Each entry below is to be printed verbatim.

------ Information supplied

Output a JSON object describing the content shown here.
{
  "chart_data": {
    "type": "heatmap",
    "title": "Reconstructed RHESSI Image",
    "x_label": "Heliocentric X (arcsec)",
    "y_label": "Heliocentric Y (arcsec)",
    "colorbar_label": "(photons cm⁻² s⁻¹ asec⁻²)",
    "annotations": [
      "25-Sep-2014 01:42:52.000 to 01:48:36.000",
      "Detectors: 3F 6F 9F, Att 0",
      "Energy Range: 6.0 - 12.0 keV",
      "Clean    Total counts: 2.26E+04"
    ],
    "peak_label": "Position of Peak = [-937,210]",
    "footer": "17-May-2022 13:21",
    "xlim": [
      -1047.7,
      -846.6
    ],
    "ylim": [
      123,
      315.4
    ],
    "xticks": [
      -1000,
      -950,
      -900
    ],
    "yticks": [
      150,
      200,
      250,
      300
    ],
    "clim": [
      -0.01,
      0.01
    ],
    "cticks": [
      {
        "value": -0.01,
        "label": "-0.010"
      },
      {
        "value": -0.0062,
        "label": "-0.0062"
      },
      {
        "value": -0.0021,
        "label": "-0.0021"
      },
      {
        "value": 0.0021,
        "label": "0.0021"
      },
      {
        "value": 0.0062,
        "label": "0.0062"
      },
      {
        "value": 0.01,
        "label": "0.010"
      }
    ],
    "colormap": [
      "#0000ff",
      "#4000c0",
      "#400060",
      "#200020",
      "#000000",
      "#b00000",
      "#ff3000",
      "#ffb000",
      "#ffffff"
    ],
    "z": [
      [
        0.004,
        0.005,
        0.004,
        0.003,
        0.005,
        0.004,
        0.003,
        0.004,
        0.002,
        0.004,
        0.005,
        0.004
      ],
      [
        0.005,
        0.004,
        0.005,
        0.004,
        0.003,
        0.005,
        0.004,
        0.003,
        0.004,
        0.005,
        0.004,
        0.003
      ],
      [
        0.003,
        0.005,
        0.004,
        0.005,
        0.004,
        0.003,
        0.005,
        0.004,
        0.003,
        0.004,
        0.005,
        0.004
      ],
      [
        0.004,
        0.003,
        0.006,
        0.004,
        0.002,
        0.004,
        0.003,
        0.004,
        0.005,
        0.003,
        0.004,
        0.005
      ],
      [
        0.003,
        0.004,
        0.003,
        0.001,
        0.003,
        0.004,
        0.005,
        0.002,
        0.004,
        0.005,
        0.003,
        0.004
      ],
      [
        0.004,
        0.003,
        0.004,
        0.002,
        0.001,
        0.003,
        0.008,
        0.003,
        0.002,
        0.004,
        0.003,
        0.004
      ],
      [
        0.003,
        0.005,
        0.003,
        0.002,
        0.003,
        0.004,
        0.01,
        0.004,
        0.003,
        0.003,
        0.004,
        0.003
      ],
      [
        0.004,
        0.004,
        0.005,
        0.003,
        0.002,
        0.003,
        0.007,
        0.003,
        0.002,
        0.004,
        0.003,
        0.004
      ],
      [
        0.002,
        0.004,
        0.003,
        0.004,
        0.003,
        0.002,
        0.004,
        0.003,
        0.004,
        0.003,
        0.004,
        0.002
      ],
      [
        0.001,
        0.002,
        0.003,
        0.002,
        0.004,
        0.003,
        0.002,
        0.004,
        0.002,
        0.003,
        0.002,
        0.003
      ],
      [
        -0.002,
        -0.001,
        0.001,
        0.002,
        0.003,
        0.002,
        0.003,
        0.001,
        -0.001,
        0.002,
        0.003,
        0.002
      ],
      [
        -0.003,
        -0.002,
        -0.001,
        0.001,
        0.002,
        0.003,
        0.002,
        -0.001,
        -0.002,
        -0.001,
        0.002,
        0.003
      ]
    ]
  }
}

------------

- **Solved problem**
Output a JSON object describing the content shown here.
{
  "chart_data": {
    "type": "heatmap",
    "title": "Reconstructed RHESSI Image",
    "x_label": "Heliocentric X (arcsec)",
    "y_label": "Heliocentric Y (arcsec)",
    "colorbar_label": "(photons cm⁻² s⁻¹ asec⁻²)",
    "annotations": [
      "25-Sep-2014 01:42:52.000 to 01:48:36.000",
      "Detectors: 3F 6F 9F, Att 0",
      "Energy Range: 6.0 - 12.0 keV",
      "Clean    Total counts: 2.26E+04"
    ],
    "peak_label": "Position of Peak = [-937,210]",
    "footer": "17-May-2022 13:21",
    "xlim": [
      -1047.7,
      -846.6
    ],
    "ylim": [
      123,
      315.4
    ],
    "xticks": [
      -1000,
      -950,
      -900
    ],
    "yticks": [
      150,
      200,
      250,
      300
    ],
    "clim": [
      -0.01,
      0.01
    ],
    "cticks": [
      {
        "value": -0.01,
        "label": "-0.010"
      },
      {
        "value": -0.0062,
        "label": "-0.0062"
      },
      {
        "value": -0.0021,
        "label": "-0.0021"
      },
      {
        "value": 0.0021,
        "label": "0.0021"
      },
      {
        "value": 0.0062,
        "label": "0.0062"
      },
      {
        "value": 0.01,
        "label": "0.010"
      }
    ],
    "colormap": [
      "#0000ff",
      "#4000c0",
      "#400060",
      "#200020",
      "#000000",
      "#b00000",
      "#ff3000",
      "#ffb000",
      "#ffffff"
    ],
    "z": [
      [
        0.004,
        0.005,
        0.004,
        0.003,
        0.005,
        0.004,
        0.003,
        0.004,
        0.002,
        0.004,
        0.005,
        0.004
      ],
      [
        0.005,
        0.004,
        0.005,
        0.004,
        0.003,
        0.005,
        0.004,
        0.003,
        0.004,
        0.005,
        0.004,
        0.003
      ],
      [
        0.003,
        0.005,
        0.004,
        0.005,
        0.004,
        0.003,
        0.005,
        0.004,
        0.003,
        0.004,
        0.005,
        0.004
      ],
      [
        0.004,
        0.003,
        0.006,
        0.004,
        0.002,
        0.004,
        0.003,
        0.004,
        0.005,
        0.003,
        0.004,
        0.005
      ],
      [
        0.003,
        0.004,
        0.003,
        0.001,
        0.003,
        0.004,
        0.005,
        0.002,
        0.004,
        0.005,
        0.003,
        0.004
      ],
      [
        0.004,
        0.003,
        0.004,
        0.002,
        0.001,
        0.003,
        0.008,
        0.003,
        0.002,
        0.004,
        0.003,
        0.004
      ],
      [
        0.003,
        0.005,
        0.003,
        0.002,
        0.003,
        0.004,
        0.01,
        0.004,
        0.003,
        0.003,
        0.004,
        0.003
      ],
      [
        0.004,
        0.004,
        0.005,
        0.003,
        0.002,
        0.003,
        0.007,
        0.003,
        0.002,
        0.004,
        0.003,
        0.004
      ],
      [
        0.002,
        0.004,
        0.003,
        0.004,
        0.003,
        0.002,
        0.004,
        0.003,
        0.004,
        0.003,
        0.004,
        0.002
      ],
      [
        0.001,
        0.002,
        0.003,
        0.002,
        0.004,
        0.003,
        0.002,
        0.004,
        0.002,
        0.003,
        0.002,
        0.003
      ],
      [
        -0.002,
        -0.001,
        0.001,
        0.002,
        0.003,
        0.002,
        0.003,
        0.001,
        -0.001,
        0.002,
        0.003,
        0.002
      ],
      [
        -0.003,
        -0.002,
        -0.001,
        0.001,
        0.002,
        0.003,
        0.002,
        -0.001,
        -0.002,
        -0.001,
        0.002,
        0.003
      ]
    ]
  }
}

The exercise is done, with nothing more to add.